JOB - Reproduce the entries word for word, from the first line through the line containing "routine-text: Shift concern: 4-3—Routine", including both.
── RECORDS FOR THIS TASK
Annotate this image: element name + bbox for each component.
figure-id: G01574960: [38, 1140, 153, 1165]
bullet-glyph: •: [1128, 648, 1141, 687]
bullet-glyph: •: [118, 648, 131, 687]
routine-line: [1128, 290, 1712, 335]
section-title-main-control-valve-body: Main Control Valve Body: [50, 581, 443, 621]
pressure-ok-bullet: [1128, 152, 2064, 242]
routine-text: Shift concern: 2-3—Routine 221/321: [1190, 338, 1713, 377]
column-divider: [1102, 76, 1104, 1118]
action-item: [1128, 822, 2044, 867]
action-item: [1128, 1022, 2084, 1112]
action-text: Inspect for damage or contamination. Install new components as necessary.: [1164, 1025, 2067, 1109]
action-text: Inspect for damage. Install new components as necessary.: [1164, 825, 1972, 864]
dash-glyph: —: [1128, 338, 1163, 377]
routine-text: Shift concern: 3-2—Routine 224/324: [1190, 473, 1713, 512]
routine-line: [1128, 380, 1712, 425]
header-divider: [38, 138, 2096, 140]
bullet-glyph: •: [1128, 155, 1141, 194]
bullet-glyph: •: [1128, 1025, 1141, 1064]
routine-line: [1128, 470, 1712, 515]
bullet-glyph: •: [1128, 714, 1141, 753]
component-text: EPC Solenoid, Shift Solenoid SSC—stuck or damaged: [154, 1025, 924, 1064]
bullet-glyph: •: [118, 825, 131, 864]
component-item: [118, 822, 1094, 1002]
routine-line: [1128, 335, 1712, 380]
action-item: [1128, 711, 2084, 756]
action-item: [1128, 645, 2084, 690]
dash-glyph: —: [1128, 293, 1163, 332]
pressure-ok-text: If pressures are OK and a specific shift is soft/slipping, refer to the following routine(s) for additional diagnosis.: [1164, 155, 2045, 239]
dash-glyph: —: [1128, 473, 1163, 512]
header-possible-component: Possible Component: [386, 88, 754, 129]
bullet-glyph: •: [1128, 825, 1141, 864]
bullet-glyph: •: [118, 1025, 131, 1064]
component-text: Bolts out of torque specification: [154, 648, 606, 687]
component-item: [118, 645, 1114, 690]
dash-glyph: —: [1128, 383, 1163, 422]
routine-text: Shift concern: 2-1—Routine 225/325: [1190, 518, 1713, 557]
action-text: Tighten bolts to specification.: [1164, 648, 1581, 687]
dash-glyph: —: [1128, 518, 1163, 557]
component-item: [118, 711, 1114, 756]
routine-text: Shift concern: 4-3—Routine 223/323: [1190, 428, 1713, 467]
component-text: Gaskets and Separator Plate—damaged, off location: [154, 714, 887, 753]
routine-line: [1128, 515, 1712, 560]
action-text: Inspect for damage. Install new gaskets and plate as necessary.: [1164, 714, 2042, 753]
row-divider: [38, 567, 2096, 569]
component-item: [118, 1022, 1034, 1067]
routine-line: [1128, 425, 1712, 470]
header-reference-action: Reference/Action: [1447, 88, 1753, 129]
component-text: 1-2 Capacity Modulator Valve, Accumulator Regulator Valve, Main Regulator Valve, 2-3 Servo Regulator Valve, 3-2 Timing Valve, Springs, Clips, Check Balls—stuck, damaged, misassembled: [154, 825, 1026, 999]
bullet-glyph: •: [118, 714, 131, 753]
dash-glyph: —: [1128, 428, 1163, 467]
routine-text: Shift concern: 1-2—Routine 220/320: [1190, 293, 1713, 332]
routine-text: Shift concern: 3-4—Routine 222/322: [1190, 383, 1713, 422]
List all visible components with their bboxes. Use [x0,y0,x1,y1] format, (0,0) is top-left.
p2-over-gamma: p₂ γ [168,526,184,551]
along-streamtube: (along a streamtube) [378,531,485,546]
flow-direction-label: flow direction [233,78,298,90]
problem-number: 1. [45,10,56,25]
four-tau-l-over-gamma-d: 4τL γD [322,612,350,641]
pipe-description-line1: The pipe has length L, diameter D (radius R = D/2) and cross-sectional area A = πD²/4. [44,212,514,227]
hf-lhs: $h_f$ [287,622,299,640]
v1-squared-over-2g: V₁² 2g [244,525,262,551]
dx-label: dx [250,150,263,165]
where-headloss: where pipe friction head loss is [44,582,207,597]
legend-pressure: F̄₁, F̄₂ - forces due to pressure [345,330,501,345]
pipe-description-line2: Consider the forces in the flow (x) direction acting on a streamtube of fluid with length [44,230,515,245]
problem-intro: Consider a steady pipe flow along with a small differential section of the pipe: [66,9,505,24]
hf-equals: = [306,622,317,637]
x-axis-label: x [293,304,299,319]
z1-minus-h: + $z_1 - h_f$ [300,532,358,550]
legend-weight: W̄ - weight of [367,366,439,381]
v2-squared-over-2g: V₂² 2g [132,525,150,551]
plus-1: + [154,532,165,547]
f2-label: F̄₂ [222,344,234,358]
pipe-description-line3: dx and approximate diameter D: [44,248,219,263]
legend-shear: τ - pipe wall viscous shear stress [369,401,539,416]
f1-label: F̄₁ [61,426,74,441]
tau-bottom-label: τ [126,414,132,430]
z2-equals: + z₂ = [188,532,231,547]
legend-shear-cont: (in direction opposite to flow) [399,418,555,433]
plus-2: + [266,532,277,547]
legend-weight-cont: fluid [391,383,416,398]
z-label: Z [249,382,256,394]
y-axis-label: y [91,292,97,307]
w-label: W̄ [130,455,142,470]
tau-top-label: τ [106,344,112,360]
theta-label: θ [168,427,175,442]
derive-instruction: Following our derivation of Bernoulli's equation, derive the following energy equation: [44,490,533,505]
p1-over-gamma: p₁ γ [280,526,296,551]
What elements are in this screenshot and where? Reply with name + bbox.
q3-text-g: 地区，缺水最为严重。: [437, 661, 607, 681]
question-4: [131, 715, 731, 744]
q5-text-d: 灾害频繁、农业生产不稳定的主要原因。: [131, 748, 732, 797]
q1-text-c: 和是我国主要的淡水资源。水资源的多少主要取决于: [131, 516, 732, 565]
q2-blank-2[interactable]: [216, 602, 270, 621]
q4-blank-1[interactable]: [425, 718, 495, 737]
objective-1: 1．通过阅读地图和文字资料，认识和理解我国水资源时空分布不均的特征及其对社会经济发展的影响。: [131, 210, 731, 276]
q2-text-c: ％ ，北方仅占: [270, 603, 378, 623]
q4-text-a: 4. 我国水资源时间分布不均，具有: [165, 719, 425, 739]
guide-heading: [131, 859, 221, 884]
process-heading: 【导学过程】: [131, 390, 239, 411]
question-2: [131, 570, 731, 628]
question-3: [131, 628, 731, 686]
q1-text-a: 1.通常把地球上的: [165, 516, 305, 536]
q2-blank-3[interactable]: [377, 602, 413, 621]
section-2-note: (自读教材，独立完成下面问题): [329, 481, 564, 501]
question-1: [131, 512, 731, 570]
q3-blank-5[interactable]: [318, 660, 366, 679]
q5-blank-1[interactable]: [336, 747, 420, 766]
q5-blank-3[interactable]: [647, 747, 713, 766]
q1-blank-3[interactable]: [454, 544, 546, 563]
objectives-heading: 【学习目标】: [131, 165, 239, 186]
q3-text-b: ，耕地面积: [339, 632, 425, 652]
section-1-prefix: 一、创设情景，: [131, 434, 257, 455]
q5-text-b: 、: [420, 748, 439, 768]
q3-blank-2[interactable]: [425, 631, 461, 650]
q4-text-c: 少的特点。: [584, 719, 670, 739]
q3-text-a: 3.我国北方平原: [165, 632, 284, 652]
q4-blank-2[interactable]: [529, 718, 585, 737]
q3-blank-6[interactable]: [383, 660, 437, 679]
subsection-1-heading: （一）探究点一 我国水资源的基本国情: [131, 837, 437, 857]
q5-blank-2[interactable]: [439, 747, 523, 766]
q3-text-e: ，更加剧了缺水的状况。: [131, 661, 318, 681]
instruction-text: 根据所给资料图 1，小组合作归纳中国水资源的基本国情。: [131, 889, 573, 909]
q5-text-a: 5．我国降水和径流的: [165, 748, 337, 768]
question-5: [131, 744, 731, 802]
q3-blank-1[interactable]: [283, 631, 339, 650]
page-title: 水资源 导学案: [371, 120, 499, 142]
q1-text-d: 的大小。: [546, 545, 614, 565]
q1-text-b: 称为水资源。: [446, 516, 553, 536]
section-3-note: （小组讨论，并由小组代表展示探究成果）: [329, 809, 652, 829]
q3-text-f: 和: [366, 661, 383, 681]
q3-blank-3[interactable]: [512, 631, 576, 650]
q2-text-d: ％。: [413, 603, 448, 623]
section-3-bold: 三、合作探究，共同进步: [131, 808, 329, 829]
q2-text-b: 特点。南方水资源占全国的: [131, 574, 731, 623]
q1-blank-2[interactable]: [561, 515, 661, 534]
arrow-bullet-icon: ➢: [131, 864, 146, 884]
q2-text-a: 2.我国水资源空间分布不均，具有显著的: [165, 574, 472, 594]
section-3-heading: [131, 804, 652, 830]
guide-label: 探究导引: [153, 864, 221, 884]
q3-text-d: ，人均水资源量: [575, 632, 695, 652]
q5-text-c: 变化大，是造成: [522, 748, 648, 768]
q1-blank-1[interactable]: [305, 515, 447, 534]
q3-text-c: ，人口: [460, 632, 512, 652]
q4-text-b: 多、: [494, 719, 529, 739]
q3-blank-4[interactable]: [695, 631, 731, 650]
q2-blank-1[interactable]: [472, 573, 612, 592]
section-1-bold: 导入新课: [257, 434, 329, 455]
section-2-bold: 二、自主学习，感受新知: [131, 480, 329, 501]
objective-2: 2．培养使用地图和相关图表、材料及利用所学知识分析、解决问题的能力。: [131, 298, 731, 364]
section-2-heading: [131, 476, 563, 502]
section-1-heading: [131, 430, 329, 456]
────
TASK RESPONSE -
Annotate this image: element name + bbox for each component.
figure-id: G01574960: [38, 1140, 153, 1165]
bullet-glyph: •: [1128, 648, 1141, 687]
bullet-glyph: •: [118, 648, 131, 687]
routine-line: [1128, 290, 1712, 335]
section-title-main-control-valve-body: Main Control Valve Body: [50, 581, 443, 621]
pressure-ok-bullet: [1128, 152, 2064, 242]
routine-text: Shift concern: 2-3—Routine 221/321: [1190, 338, 1713, 377]
column-divider: [1102, 76, 1104, 1118]
action-item: [1128, 822, 2044, 867]
action-item: [1128, 1022, 2084, 1112]
action-text: Inspect for damage or contamination. Install new components as necessary.: [1164, 1025, 2067, 1109]
action-text: Inspect for damage. Install new components as necessary.: [1164, 825, 1972, 864]
dash-glyph: —: [1128, 338, 1163, 377]
routine-text: Shift concern: 3-2—Routine 224/324: [1190, 473, 1713, 512]
routine-line: [1128, 380, 1712, 425]
header-divider: [38, 138, 2096, 140]
bullet-glyph: •: [1128, 155, 1141, 194]
bullet-glyph: •: [1128, 1025, 1141, 1064]
routine-line: [1128, 470, 1712, 515]
bullet-glyph: •: [1128, 714, 1141, 753]
component-text: EPC Solenoid, Shift Solenoid SSC—stuck or damaged: [154, 1025, 924, 1064]
bullet-glyph: •: [118, 825, 131, 864]
component-item: [118, 822, 1094, 1002]
routine-line: [1128, 335, 1712, 380]
action-item: [1128, 711, 2084, 756]
action-item: [1128, 645, 2084, 690]
dash-glyph: —: [1128, 293, 1163, 332]
pressure-ok-text: If pressures are OK and a specific shift is soft/slipping, refer to the following routine(s) for additional diagnosis.: [1164, 155, 2045, 239]
dash-glyph: —: [1128, 473, 1163, 512]
header-possible-component: Possible Component: [386, 88, 754, 129]
bullet-glyph: •: [1128, 825, 1141, 864]
bullet-glyph: •: [118, 1025, 131, 1064]
component-text: Bolts out of torque specification: [154, 648, 606, 687]
component-item: [118, 645, 1114, 690]
dash-glyph: —: [1128, 383, 1163, 422]
routine-text: Shift concern: 2-1—Routine 225/325: [1190, 518, 1713, 557]
action-text: Tighten bolts to specification.: [1164, 648, 1581, 687]
dash-glyph: —: [1128, 518, 1163, 557]
component-item: [118, 711, 1114, 756]
routine-text: Shift concern: 4-3—Routine 223/323: [1190, 428, 1713, 467]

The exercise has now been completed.